__TASK INSTRUCTIONS__
Where the word "ECHANTILLON" occurs in a line, return that line.

__THE RECORDS__
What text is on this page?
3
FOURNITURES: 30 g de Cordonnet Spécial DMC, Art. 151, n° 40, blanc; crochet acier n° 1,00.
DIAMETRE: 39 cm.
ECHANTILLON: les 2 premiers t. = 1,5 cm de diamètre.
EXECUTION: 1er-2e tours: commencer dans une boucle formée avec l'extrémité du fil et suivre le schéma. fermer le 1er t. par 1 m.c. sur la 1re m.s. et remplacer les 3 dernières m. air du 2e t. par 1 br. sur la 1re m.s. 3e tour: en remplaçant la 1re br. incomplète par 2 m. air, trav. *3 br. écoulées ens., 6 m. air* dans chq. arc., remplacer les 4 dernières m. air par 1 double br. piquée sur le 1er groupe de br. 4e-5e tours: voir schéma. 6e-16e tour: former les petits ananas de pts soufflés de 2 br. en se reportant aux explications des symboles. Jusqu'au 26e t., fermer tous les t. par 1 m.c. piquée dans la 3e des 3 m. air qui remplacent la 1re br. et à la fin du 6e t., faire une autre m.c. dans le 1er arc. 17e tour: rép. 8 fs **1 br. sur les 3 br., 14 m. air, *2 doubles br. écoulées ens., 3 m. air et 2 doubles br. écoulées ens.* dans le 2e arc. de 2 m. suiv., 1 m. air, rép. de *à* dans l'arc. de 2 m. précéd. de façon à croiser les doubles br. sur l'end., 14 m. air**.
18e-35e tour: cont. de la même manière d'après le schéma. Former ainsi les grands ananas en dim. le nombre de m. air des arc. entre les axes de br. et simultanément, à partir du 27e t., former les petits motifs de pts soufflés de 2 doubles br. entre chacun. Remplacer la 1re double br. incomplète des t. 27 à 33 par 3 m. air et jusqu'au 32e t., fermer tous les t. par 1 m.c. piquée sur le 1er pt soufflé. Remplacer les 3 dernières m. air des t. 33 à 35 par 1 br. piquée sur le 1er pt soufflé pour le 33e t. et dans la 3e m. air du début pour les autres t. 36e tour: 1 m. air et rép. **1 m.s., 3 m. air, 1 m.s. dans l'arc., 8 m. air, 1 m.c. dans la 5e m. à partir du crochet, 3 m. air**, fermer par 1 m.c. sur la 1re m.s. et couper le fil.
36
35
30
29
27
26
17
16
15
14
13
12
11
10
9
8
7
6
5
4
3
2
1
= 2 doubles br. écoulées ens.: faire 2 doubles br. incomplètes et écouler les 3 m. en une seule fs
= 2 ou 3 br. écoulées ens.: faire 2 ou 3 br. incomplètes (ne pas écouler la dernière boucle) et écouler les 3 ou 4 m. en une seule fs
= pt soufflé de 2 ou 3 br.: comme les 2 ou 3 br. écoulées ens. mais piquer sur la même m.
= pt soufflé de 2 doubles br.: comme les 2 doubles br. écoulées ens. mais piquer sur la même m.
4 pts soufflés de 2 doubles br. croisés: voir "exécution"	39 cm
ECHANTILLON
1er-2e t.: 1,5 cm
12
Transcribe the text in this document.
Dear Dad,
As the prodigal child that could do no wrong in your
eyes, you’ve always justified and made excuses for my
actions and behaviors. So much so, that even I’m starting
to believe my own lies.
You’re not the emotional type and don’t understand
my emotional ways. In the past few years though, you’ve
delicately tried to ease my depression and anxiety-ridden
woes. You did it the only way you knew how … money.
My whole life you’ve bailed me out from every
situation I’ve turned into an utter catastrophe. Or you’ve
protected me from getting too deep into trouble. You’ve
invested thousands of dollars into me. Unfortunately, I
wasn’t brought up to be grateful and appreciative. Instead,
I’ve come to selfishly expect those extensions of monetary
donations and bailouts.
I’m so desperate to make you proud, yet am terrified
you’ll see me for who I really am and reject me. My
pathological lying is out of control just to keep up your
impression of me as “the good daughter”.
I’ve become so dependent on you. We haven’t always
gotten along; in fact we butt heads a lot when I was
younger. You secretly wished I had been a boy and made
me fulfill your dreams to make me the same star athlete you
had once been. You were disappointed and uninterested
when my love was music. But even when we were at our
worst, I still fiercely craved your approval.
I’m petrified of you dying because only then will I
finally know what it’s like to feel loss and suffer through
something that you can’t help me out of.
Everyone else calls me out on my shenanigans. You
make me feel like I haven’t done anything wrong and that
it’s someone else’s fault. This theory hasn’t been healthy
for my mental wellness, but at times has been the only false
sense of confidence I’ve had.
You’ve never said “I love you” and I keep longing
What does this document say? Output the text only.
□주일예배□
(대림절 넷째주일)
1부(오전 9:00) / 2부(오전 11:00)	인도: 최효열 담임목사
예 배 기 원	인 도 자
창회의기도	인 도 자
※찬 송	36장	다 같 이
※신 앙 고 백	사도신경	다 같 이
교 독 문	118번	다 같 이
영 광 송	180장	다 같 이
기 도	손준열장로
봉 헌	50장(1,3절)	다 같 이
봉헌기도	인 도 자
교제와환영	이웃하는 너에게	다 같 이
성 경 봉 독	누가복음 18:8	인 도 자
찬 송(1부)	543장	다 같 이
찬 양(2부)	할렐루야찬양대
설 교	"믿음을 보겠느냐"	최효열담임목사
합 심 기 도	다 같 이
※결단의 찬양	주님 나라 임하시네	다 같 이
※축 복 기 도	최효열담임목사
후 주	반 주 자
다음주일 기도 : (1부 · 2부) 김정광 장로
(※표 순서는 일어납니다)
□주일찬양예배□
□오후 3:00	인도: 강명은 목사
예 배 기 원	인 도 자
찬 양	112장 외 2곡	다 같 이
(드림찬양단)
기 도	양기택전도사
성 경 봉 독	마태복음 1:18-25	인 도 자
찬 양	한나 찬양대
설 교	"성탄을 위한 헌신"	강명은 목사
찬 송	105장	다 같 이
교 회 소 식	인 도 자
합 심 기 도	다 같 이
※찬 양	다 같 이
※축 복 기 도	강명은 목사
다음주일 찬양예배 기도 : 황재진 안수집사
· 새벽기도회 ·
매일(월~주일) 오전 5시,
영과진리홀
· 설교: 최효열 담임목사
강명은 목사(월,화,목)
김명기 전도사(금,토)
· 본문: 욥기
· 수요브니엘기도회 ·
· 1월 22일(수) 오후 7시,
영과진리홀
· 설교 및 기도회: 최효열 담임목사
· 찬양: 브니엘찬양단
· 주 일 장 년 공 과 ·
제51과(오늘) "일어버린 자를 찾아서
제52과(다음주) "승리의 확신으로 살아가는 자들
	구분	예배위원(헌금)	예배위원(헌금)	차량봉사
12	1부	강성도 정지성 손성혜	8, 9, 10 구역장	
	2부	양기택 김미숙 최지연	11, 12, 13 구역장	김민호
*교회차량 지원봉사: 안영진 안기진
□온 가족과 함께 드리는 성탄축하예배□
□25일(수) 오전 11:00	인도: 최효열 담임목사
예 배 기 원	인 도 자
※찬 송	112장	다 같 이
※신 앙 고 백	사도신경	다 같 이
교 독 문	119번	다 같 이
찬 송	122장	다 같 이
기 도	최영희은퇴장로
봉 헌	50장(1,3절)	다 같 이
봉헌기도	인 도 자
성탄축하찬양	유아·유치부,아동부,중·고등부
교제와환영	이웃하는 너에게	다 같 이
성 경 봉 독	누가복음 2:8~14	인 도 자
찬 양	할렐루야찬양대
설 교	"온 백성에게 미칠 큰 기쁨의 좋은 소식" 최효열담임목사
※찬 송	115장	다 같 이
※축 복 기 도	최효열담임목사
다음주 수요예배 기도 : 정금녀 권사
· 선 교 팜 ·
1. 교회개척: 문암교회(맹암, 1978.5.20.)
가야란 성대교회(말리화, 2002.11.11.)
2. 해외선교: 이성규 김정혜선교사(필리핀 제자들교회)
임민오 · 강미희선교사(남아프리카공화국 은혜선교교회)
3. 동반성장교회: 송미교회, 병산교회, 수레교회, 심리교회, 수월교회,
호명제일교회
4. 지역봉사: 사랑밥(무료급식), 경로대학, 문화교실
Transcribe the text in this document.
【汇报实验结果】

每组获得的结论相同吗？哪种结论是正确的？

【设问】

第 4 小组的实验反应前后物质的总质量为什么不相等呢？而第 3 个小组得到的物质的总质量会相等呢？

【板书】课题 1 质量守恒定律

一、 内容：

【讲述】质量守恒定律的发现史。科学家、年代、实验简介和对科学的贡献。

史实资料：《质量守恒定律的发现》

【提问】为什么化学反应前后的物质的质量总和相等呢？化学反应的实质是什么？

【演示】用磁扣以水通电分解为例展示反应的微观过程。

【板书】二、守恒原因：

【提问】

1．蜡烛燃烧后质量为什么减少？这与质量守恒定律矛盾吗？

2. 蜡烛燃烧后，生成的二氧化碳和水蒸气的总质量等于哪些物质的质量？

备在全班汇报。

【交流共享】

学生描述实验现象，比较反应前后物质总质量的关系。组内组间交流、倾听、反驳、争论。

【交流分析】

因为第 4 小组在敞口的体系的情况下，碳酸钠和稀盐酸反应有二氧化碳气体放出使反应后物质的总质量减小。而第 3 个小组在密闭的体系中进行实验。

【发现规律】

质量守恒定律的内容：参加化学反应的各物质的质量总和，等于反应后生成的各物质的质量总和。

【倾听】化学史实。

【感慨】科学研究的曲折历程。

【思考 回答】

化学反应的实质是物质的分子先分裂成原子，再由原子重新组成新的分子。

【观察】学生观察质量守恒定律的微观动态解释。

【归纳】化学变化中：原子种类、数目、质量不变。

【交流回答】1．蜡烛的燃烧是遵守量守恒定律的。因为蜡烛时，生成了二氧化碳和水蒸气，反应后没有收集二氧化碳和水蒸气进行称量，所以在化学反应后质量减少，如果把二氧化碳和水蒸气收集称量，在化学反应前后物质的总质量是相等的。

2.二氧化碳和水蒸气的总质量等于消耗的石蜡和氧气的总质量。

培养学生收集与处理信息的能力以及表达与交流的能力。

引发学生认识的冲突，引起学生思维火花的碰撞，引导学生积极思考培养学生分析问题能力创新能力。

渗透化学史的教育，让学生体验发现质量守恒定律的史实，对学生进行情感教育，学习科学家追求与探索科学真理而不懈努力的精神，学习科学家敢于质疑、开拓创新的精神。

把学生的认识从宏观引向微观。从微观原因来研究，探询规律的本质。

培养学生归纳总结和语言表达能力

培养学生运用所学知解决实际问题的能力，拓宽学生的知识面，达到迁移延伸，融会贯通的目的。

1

__COMPLETE RESPONSE__
ECHANTILLON: les 2 premiers t. = 1,5 cm de diamètre.
ECHANTILLON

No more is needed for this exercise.